Task objective:
Extract each line of the records below that contains the word "Classification".

Data to use:
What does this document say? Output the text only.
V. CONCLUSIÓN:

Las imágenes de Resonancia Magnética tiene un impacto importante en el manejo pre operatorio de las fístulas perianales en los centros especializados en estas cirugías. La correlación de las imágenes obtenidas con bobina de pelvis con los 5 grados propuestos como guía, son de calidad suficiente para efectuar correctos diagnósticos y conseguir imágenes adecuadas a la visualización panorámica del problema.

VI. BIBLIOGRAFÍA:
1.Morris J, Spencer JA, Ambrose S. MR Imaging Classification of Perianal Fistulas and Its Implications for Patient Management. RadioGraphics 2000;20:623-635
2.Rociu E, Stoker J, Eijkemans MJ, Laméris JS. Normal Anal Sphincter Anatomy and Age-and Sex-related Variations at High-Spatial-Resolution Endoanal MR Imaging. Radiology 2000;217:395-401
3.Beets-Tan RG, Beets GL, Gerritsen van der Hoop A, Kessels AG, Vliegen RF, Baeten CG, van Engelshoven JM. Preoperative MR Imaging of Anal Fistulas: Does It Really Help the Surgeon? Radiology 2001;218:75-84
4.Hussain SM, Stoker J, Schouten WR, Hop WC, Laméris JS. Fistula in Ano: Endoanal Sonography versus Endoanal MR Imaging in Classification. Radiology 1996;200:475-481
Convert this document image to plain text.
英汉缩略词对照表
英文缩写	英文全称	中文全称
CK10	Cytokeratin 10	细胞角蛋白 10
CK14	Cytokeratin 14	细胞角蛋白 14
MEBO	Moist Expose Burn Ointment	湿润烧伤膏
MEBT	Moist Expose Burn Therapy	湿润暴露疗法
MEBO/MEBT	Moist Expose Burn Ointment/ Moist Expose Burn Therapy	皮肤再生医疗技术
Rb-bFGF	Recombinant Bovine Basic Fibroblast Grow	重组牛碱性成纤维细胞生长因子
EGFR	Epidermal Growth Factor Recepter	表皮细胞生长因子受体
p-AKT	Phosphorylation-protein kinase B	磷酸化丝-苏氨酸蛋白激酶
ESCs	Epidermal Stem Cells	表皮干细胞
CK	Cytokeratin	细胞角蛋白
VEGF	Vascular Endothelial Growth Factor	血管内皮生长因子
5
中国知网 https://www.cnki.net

Your solution:
1.Morris J, Spencer JA, Ambrose S. MR Imaging Classification of Perianal Fistulas and Its Implications for Patient Management. RadioGraphics 2000;20:623-635
4.Hussain SM, Stoker J, Schouten WR, Hop WC, Laméris JS. Fistula in Ano: Endoanal Sonography versus Endoanal MR Imaging in Classification. Radiology 1996;200:475-481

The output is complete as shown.